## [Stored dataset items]
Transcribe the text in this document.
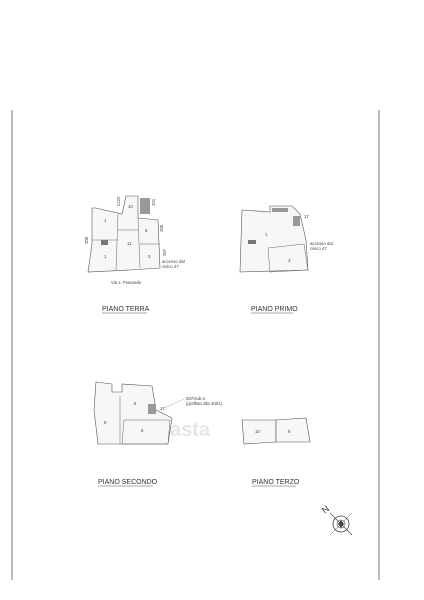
asta
1
1
11
6
3
10
2222	191
200
200
207
Via s. Prassede
accesso dal
civico 47
PIANO TERRA
1
17
3
accesso dal
civico 47
PIANO PRIMO
8
6
5
17
397/sub.3
(graffato alla 3/af1)
PIANO SECONDO
10	9
PIANO TERZO
N
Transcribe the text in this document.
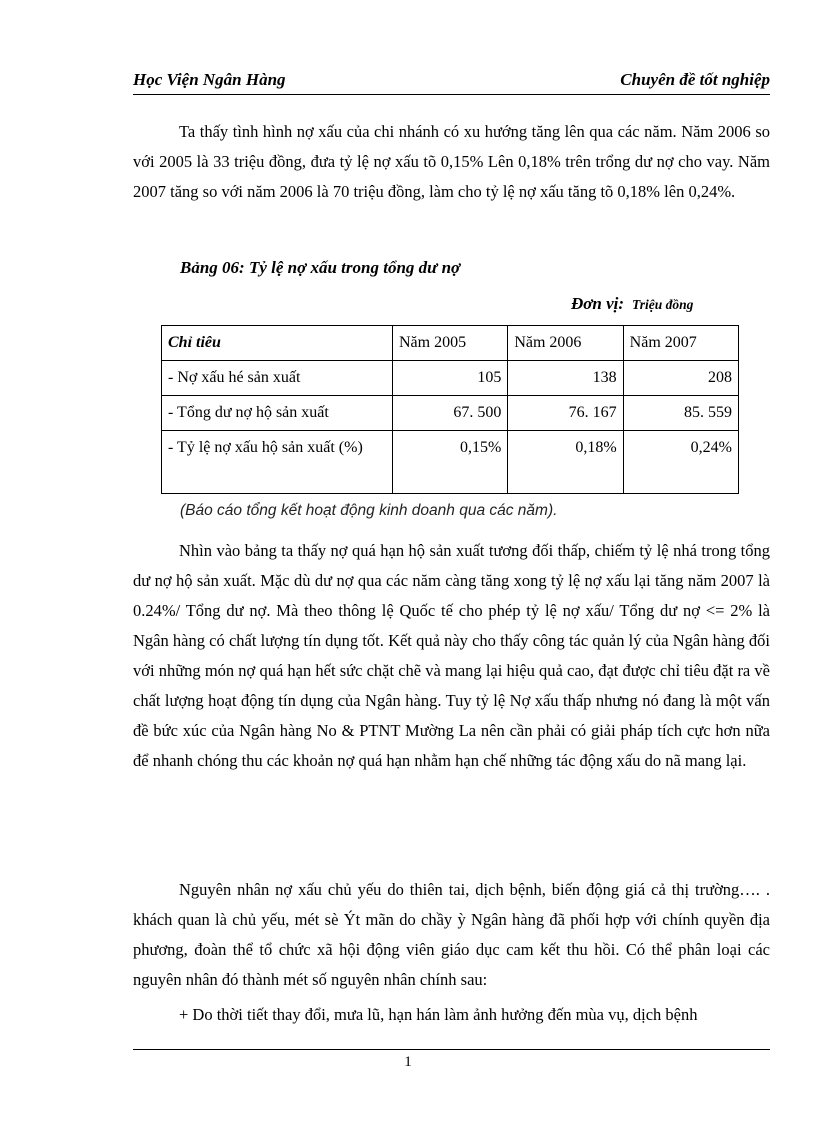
Học Viện Ngân Hàng	Chuyên đề tốt nghiệp

Ta thấy tình hình nợ xấu của chi nhánh có xu hướng tăng lên qua các năm. Năm 2006 so với 2005 là 33 triệu đồng, đưa tỷ lệ nợ xấu tõ 0,15% Lên 0,18% trên trổng dư nợ cho vay. Năm 2007 tăng so với năm 2006 là 70 triệu đồng, làm cho tỷ lệ nợ xấu tăng tõ 0,18% lên 0,24%.

Bảng 06: Tỷ lệ nợ xấu trong tổng dư nợ
Đơn vị: Triệu đồng
Chỉ tiêu	Năm 2005	Năm 2006	Năm 2007
- Nợ xấu hé sản xuất	105	138	208
- Tổng dư nợ hộ sản xuất	67. 500	76. 167	85. 559
- Tỷ lệ nợ xấu hộ sản xuất (%)	0,15%	0,18%	0,24%
(Báo cáo tổng kết hoạt động kinh doanh qua các năm).

Nhìn vào bảng ta thấy nợ quá hạn hộ sản xuất tương đối thấp, chiếm tỷ lệ nhá trong tổng dư nợ hộ sản xuất. Mặc dù dư nợ qua các năm càng tăng xong tỷ lệ nợ xấu lại tăng năm 2007 là 0.24%/ Tổng dư nợ. Mà theo thông lệ Quốc tế cho phép tỷ lệ nợ xấu/ Tổng dư nợ <= 2% là Ngân hàng có chất lượng tín dụng tốt. Kết quả này cho thấy công tác quản lý của Ngân hàng đối với những món nợ quá hạn hết sức chặt chẽ và mang lại hiệu quả cao, đạt được chỉ tiêu đặt ra về chất lượng hoạt động tín dụng của Ngân hàng. Tuy tỷ lệ Nợ xấu thấp nhưng nó đang là một vấn đề bức xúc của Ngân hàng No & PTNT Mường La nên cần phải có giải pháp tích cực hơn nữa để nhanh chóng thu các khoản nợ quá hạn nhằm hạn chế những tác động xấu do nã mang lại.

Nguyên nhân nợ xấu chủ yếu do thiên tai, dịch bệnh, biến động giá cả thị trường…. . khách quan là chủ yếu, mét sè Ýt mãn do chầy ỳ Ngân hàng đã phối hợp với chính quyền địa phương, đoàn thể tổ chức xã hội động viên giáo dục cam kết thu hồi. Có thể phân loại các nguyên nhân đó thành mét số nguyên nhân chính sau:

+ Do thời tiết thay đổi, mưa lũ, hạn hán làm ảnh hưởng đến mùa vụ, dịch bệnh

1
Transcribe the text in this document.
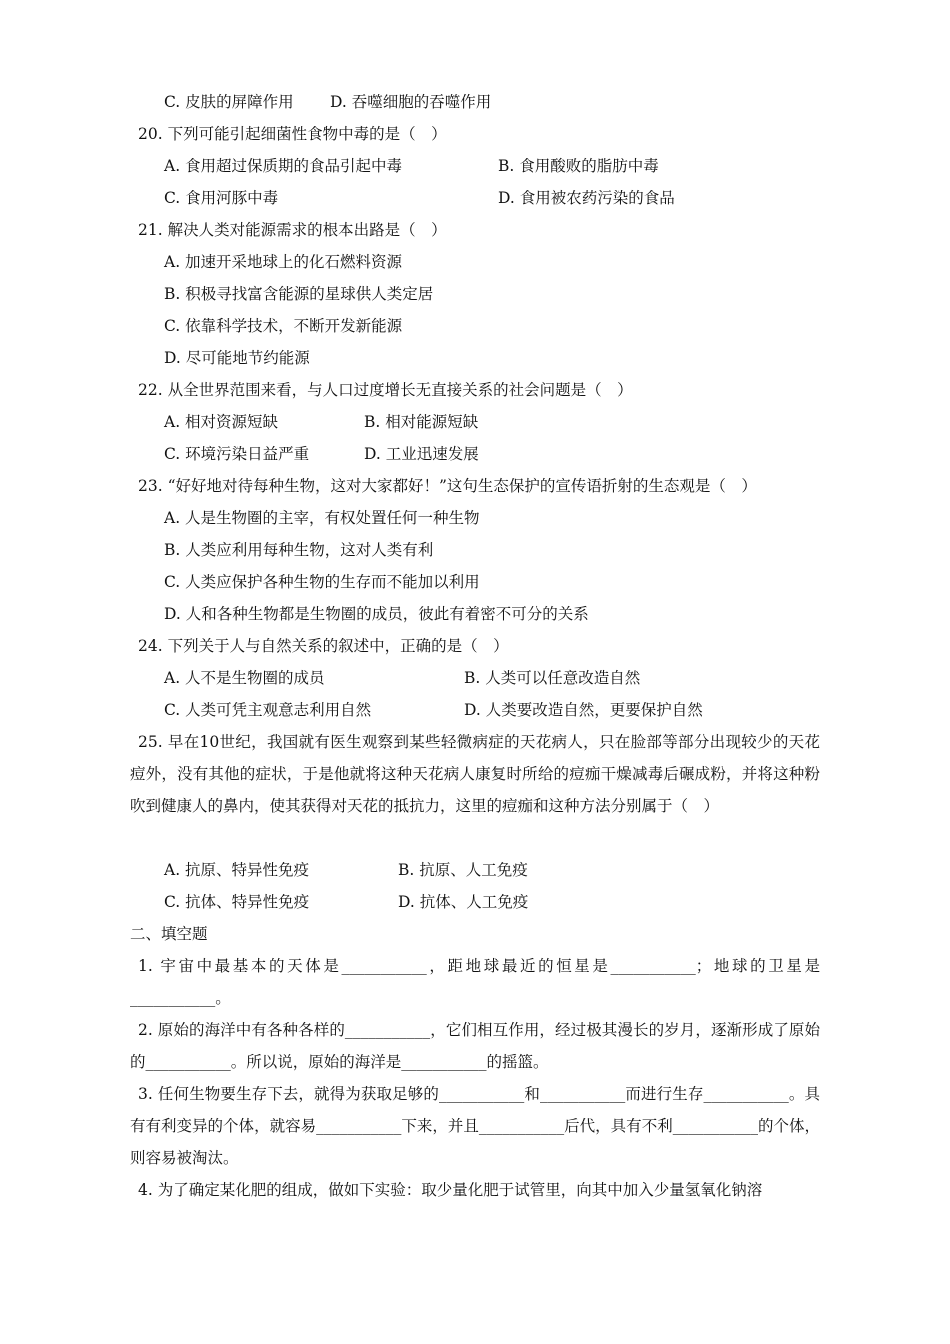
C. 皮肤的屏障作用 D. 吞噬细胞的吞噬作用
20. 下列可能引起细菌性食物中毒的是（　）
A. 食用超过保质期的食品引起中毒	B. 食用酸败的脂肪中毒
C. 食用河豚中毒	D. 食用被农药污染的食品
21. 解决人类对能源需求的根本出路是（　）
A. 加速开采地球上的化石燃料资源
B. 积极寻找富含能源的星球供人类定居
C. 依靠科学技术，不断开发新能源
D. 尽可能地节约能源
22. 从全世界范围来看，与人口过度增长无直接关系的社会问题是（　）
A. 相对资源短缺	B. 相对能源短缺
C. 环境污染日益严重	D. 工业迅速发展
23. “好好地对待每种生物，这对大家都好！”这句生态保护的宣传语折射的生态观是（　）
A. 人是生物圈的主宰，有权处置任何一种生物
B. 人类应利用每种生物，这对人类有利
C. 人类应保护各种生物的生存而不能加以利用
D. 人和各种生物都是生物圈的成员，彼此有着密不可分的关系
24. 下列关于人与自然关系的叙述中，正确的是（　）
A. 人不是生物圈的成员	B. 人类可以任意改造自然
C. 人类可凭主观意志利用自然	D. 人类要改造自然，更要保护自然
25. 早在10世纪，我国就有医生观察到某些轻微病症的天花病人，只在脸部等部分出现较少的天花痘外，没有其他的症状，于是他就将这种天花病人康复时所给的痘痂干燥减毒后碾成粉，并将这种粉吹到健康人的鼻内，使其获得对天花的抵抗力，这里的痘痂和这种方法分别属于（　）
A. 抗原、特异性免疫	B. 抗原、人工免疫
C. 抗体、特异性免疫	D. 抗体、人工免疫
二、填空题
1. 宇宙中最基本的天体是___________，距地球最近的恒星是___________；地球的卫星是___________。
2. 原始的海洋中有各种各样的___________，它们相互作用，经过极其漫长的岁月，逐渐形成了原始的___________。所以说，原始的海洋是___________的摇篮。
3. 任何生物要生存下去，就得为获取足够的___________和___________而进行生存___________。具有有利变异的个体，就容易___________下来，并且___________后代，具有不利___________的个体，则容易被淘汰。
4. 为了确定某化肥的组成，做如下实验：取少量化肥于试管里，向其中加入少量氢氧化钠溶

## [SET EXERCISE]
Return all lines containing "dịch".

## [SOLUTION FOR THIS EXERCISE]
Nguyên nhân nợ xấu chủ yếu do thiên tai, dịch bệnh, biến động giá cả thị trường…. . khách quan là chủ yếu, mét sè Ýt mãn do chầy ỳ Ngân hàng đã phối hợp với chính quyền địa phương, đoàn thể tổ chức xã hội động viên giáo dục cam kết thu hồi. Có thể phân loại các nguyên nhân đó thành mét số nguyên nhân chính sau:
+ Do thời tiết thay đổi, mưa lũ, hạn hán làm ảnh hưởng đến mùa vụ, dịch bệnh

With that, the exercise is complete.